— START —
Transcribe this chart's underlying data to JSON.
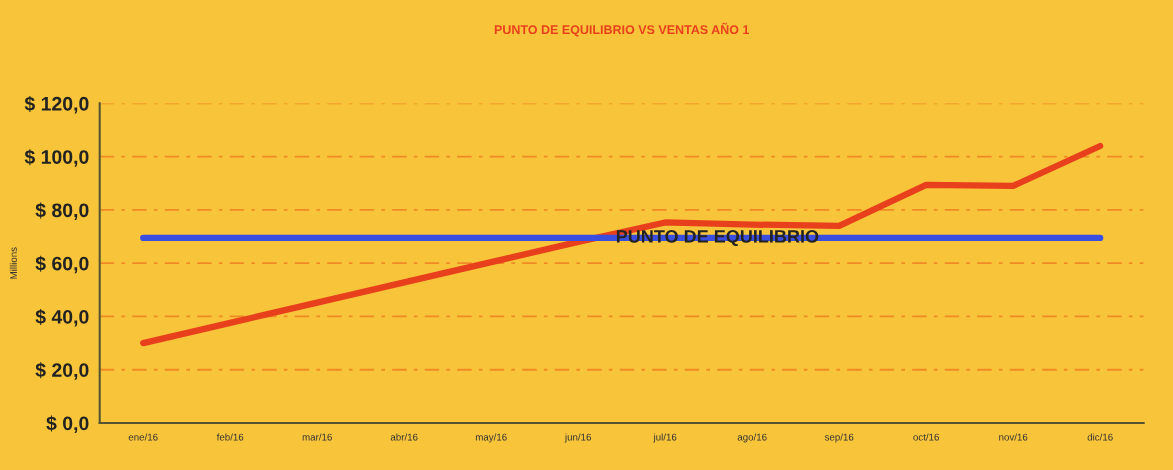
{
  "chart_data": {
    "type": "line",
    "title": "PUNTO DE EQUILIBRIO VS VENTAS AÑO 1",
    "ylabel": "Millions",
    "categories": [
      "ene/16",
      "feb/16",
      "mar/16",
      "abr/16",
      "may/16",
      "jun/16",
      "jul/16",
      "ago/16",
      "sep/16",
      "oct/16",
      "nov/16",
      "dic/16"
    ],
    "series": [
      {
        "color": "#e8401c",
        "values": [
          30,
          37.6,
          45.2,
          52.8,
          60.4,
          68,
          75.3,
          74.5,
          74,
          89.4,
          89,
          104
        ]
      },
      {
        "name": "PUNTO DE EQUILIBRIO",
        "color": "#3a4fe0",
        "values": [
          69.5,
          69.5,
          69.5,
          69.5,
          69.5,
          69.5,
          69.5,
          69.5,
          69.5,
          69.5,
          69.5,
          69.5
        ]
      }
    ],
    "ylim": [
      0,
      120
    ],
    "yticks": [
      {
        "value": 0,
        "label": "$ 0,0"
      },
      {
        "value": 20,
        "label": "$ 20,0"
      },
      {
        "value": 40,
        "label": "$ 40,0"
      },
      {
        "value": 60,
        "label": "$ 60,0"
      },
      {
        "value": 80,
        "label": "$ 80,0"
      },
      {
        "value": 100,
        "label": "$ 100,0"
      },
      {
        "value": 120,
        "label": "$ 120,0"
      }
    ],
    "grid": "y",
    "legend": false,
    "marker": "none",
    "line_style": "solid"
  }
}
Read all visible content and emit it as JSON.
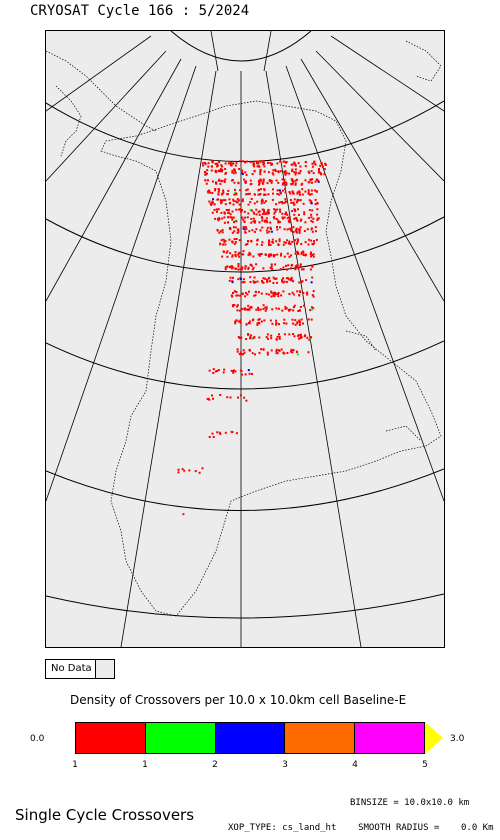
{
  "header": {
    "title": "CRYOSAT Cycle 166 : 5/2024"
  },
  "legend": {
    "nodata_label": "No Data",
    "density_title": "Density of Crossovers per  10.0 x  10.0km cell Baseline-E",
    "scale_min": "0.0",
    "scale_max": "3.0",
    "colors": [
      "#ff0000",
      "#00ff00",
      "#0000ff",
      "#ff6a00",
      "#ff00ff"
    ],
    "arrow_color": "#ffff00",
    "tick_labels": [
      "1",
      "1",
      "2",
      "3",
      "4",
      "5"
    ]
  },
  "footer": {
    "title": "Single Cycle Crossovers",
    "binsize": "BINSIZE = 10.0x10.0 km",
    "xop_type": "XOP_TYPE: cs_land_ht",
    "smooth_radius": "SMOOTH RADIUS =    0.0 Km"
  }
}
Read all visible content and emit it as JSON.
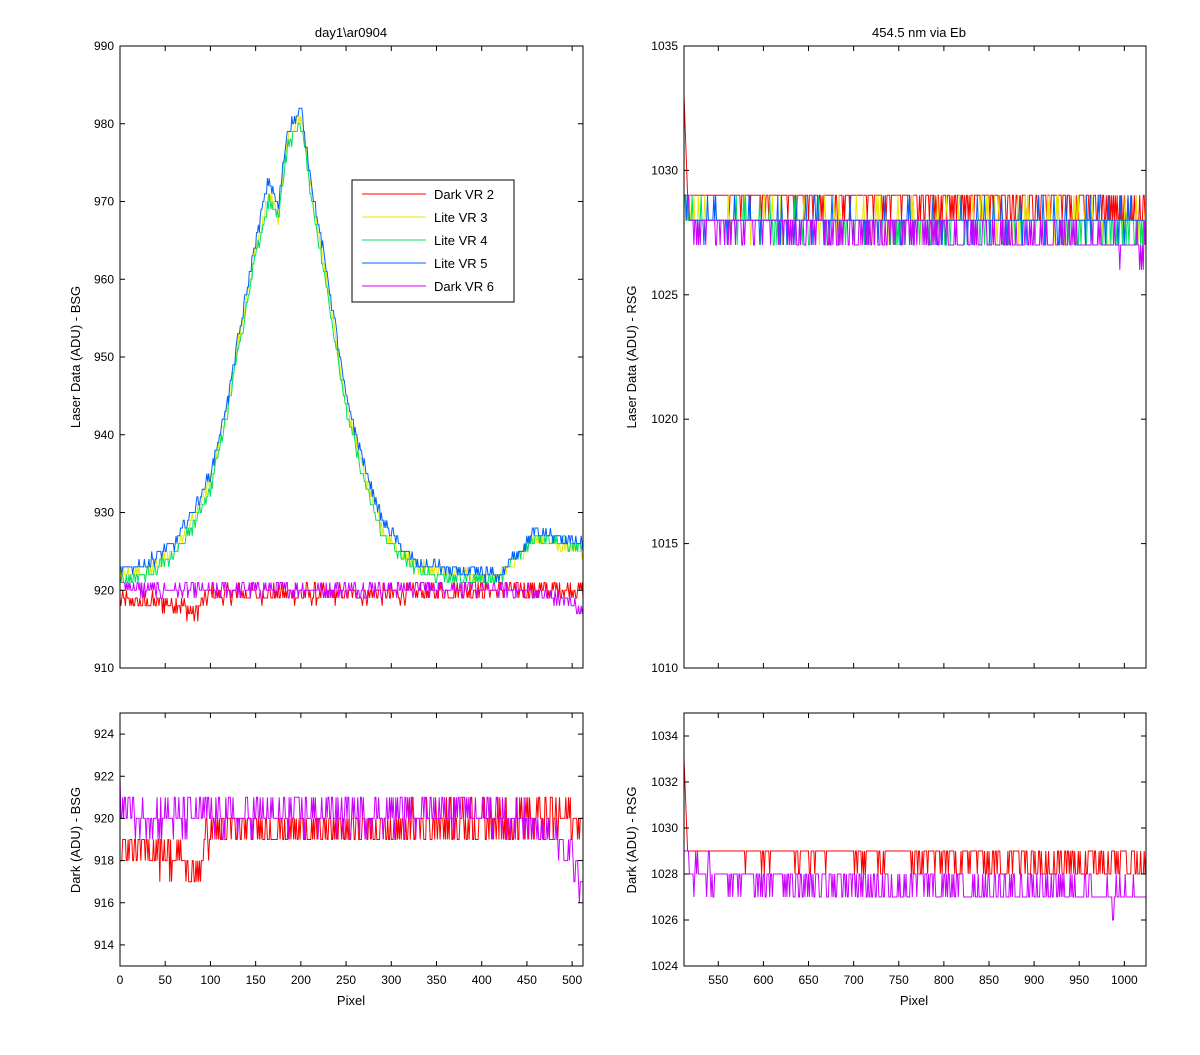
{
  "colors": {
    "dark_vr2": "#ff0000",
    "lite_vr3": "#e8e800",
    "lite_vr4": "#00e060",
    "lite_vr5": "#0060ff",
    "dark_vr6": "#cc00ff"
  },
  "chart_data": [
    {
      "type": "line",
      "title": "day1\\ar0904",
      "xlabel": "",
      "ylabel": "Laser Data (ADU) - BSG",
      "xlim": [
        0,
        512
      ],
      "ylim": [
        910,
        990
      ],
      "xticks": [
        0,
        50,
        100,
        150,
        200,
        250,
        300,
        350,
        400,
        450,
        500
      ],
      "yticks": [
        910,
        920,
        930,
        940,
        950,
        960,
        970,
        980,
        990
      ],
      "show_xtick_labels": false,
      "legend": {
        "placement": "upper-middle",
        "entries": [
          "Dark VR 2",
          "Lite VR 3",
          "Lite VR 4",
          "Lite VR 5",
          "Dark VR 6"
        ]
      },
      "series": [
        {
          "name": "Dark VR 2",
          "color_key": "dark_vr2",
          "noise": 1.2,
          "points": [
            [
              0,
              919
            ],
            [
              10,
              918.5
            ],
            [
              40,
              918.5
            ],
            [
              70,
              918
            ],
            [
              80,
              917
            ],
            [
              90,
              918
            ],
            [
              100,
              919.5
            ],
            [
              150,
              919.5
            ],
            [
              300,
              919.5
            ],
            [
              400,
              920
            ],
            [
              512,
              920
            ]
          ]
        },
        {
          "name": "Dark VR 6",
          "color_key": "dark_vr6",
          "noise": 0.9,
          "points": [
            [
              0,
              921
            ],
            [
              20,
              920
            ],
            [
              400,
              920.3
            ],
            [
              430,
              920
            ],
            [
              450,
              920
            ],
            [
              480,
              919
            ],
            [
              500,
              918.5
            ],
            [
              512,
              917
            ]
          ]
        },
        {
          "name": "Lite VR 3",
          "color_key": "lite_vr3",
          "noise": 0.7,
          "points": [
            [
              0,
              922
            ],
            [
              30,
              922.5
            ],
            [
              60,
              925
            ],
            [
              80,
              929
            ],
            [
              100,
              934
            ],
            [
              120,
              944
            ],
            [
              130,
              952
            ],
            [
              135,
              954
            ],
            [
              150,
              964
            ],
            [
              165,
              971
            ],
            [
              175,
              968
            ],
            [
              185,
              978
            ],
            [
              200,
              981
            ],
            [
              215,
              969
            ],
            [
              230,
              959
            ],
            [
              250,
              944
            ],
            [
              270,
              935
            ],
            [
              290,
              928
            ],
            [
              310,
              925
            ],
            [
              330,
              923
            ],
            [
              350,
              922.5
            ],
            [
              380,
              922
            ],
            [
              420,
              921.8
            ],
            [
              440,
              924
            ],
            [
              460,
              926.5
            ],
            [
              480,
              926
            ],
            [
              512,
              925
            ]
          ]
        },
        {
          "name": "Lite VR 4",
          "color_key": "lite_vr4",
          "noise": 0.7,
          "points": [
            [
              0,
              921.5
            ],
            [
              30,
              922
            ],
            [
              60,
              924.5
            ],
            [
              80,
              928
            ],
            [
              100,
              933
            ],
            [
              120,
              943.5
            ],
            [
              130,
              951
            ],
            [
              135,
              953
            ],
            [
              150,
              963
            ],
            [
              165,
              970
            ],
            [
              175,
              968
            ],
            [
              185,
              977
            ],
            [
              200,
              980
            ],
            [
              215,
              968
            ],
            [
              230,
              958
            ],
            [
              250,
              943
            ],
            [
              270,
              934
            ],
            [
              290,
              927
            ],
            [
              310,
              924.5
            ],
            [
              330,
              922.5
            ],
            [
              350,
              922
            ],
            [
              380,
              921.5
            ],
            [
              420,
              921.5
            ],
            [
              440,
              924.5
            ],
            [
              460,
              927
            ],
            [
              480,
              926.5
            ],
            [
              512,
              925.5
            ]
          ]
        },
        {
          "name": "Lite VR 5",
          "color_key": "lite_vr5",
          "noise": 0.7,
          "points": [
            [
              0,
              922.5
            ],
            [
              30,
              923.5
            ],
            [
              60,
              926
            ],
            [
              80,
              930
            ],
            [
              100,
              935
            ],
            [
              120,
              945
            ],
            [
              130,
              952
            ],
            [
              135,
              955
            ],
            [
              150,
              965
            ],
            [
              165,
              973
            ],
            [
              175,
              969
            ],
            [
              185,
              979
            ],
            [
              200,
              982
            ],
            [
              215,
              970
            ],
            [
              230,
              960
            ],
            [
              250,
              945
            ],
            [
              270,
              936
            ],
            [
              290,
              929
            ],
            [
              310,
              925.5
            ],
            [
              330,
              923.5
            ],
            [
              350,
              923
            ],
            [
              380,
              922.3
            ],
            [
              420,
              922
            ],
            [
              440,
              925
            ],
            [
              460,
              927.5
            ],
            [
              480,
              927
            ],
            [
              512,
              926
            ]
          ]
        }
      ]
    },
    {
      "type": "line",
      "title": "454.5 nm via Eb",
      "xlabel": "",
      "ylabel": "Laser Data (ADU) - RSG",
      "xlim": [
        512,
        1024
      ],
      "ylim": [
        1010,
        1035
      ],
      "xticks": [
        550,
        600,
        650,
        700,
        750,
        800,
        850,
        900,
        950,
        1000
      ],
      "yticks": [
        1010,
        1015,
        1020,
        1025,
        1030,
        1035
      ],
      "show_xtick_labels": false,
      "series": [
        {
          "name": "Dark VR 2",
          "color_key": "dark_vr2",
          "noise": 0.5,
          "points": [
            [
              512,
              1033
            ],
            [
              516,
              1029
            ],
            [
              1024,
              1028.5
            ]
          ]
        },
        {
          "name": "Lite VR 3",
          "color_key": "lite_vr3",
          "noise": 0.6,
          "points": [
            [
              512,
              1029
            ],
            [
              520,
              1028
            ],
            [
              1024,
              1028
            ]
          ]
        },
        {
          "name": "Lite VR 4",
          "color_key": "lite_vr4",
          "noise": 0.6,
          "points": [
            [
              512,
              1029
            ],
            [
              520,
              1028
            ],
            [
              1024,
              1027.8
            ]
          ]
        },
        {
          "name": "Lite VR 5",
          "color_key": "lite_vr5",
          "noise": 0.6,
          "points": [
            [
              512,
              1029
            ],
            [
              520,
              1028
            ],
            [
              1024,
              1028
            ]
          ]
        },
        {
          "name": "Dark VR 6",
          "color_key": "dark_vr6",
          "noise": 0.6,
          "points": [
            [
              512,
              1029
            ],
            [
              520,
              1028
            ],
            [
              1024,
              1027
            ]
          ]
        }
      ]
    },
    {
      "type": "line",
      "title": "",
      "xlabel": "Pixel",
      "ylabel": "Dark (ADU) - BSG",
      "xlim": [
        0,
        512
      ],
      "ylim": [
        913,
        925
      ],
      "xticks": [
        0,
        50,
        100,
        150,
        200,
        250,
        300,
        350,
        400,
        450,
        500
      ],
      "yticks": [
        914,
        916,
        918,
        920,
        922,
        924
      ],
      "show_xtick_labels": true,
      "series": [
        {
          "name": "Dark VR 2",
          "color_key": "dark_vr2",
          "noise": 1.0,
          "points": [
            [
              0,
              919
            ],
            [
              10,
              918.5
            ],
            [
              40,
              918.5
            ],
            [
              70,
              918
            ],
            [
              80,
              917
            ],
            [
              90,
              918
            ],
            [
              100,
              919.5
            ],
            [
              150,
              919.5
            ],
            [
              300,
              919.5
            ],
            [
              400,
              920
            ],
            [
              512,
              920
            ]
          ]
        },
        {
          "name": "Dark VR 6",
          "color_key": "dark_vr6",
          "noise": 0.8,
          "points": [
            [
              0,
              921
            ],
            [
              20,
              920
            ],
            [
              400,
              920.3
            ],
            [
              430,
              920
            ],
            [
              450,
              920
            ],
            [
              480,
              919
            ],
            [
              500,
              918
            ],
            [
              512,
              916.5
            ]
          ]
        }
      ]
    },
    {
      "type": "line",
      "title": "",
      "xlabel": "Pixel",
      "ylabel": "Dark (ADU) - RSG",
      "xlim": [
        512,
        1024
      ],
      "ylim": [
        1024,
        1035
      ],
      "xticks": [
        550,
        600,
        650,
        700,
        750,
        800,
        850,
        900,
        950,
        1000
      ],
      "yticks": [
        1024,
        1026,
        1028,
        1030,
        1032,
        1034
      ],
      "show_xtick_labels": true,
      "series": [
        {
          "name": "Dark VR 2",
          "color_key": "dark_vr2",
          "noise": 0.5,
          "points": [
            [
              512,
              1033
            ],
            [
              516,
              1029
            ],
            [
              1024,
              1028.5
            ]
          ]
        },
        {
          "name": "Dark VR 6",
          "color_key": "dark_vr6",
          "noise": 0.6,
          "points": [
            [
              512,
              1029
            ],
            [
              520,
              1028
            ],
            [
              1024,
              1027
            ]
          ]
        }
      ]
    }
  ]
}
— END —
**GIVEN TASK:**
What is the number of lines holding the word "PUNTO"? State it alone.

**THE REPLY:**
2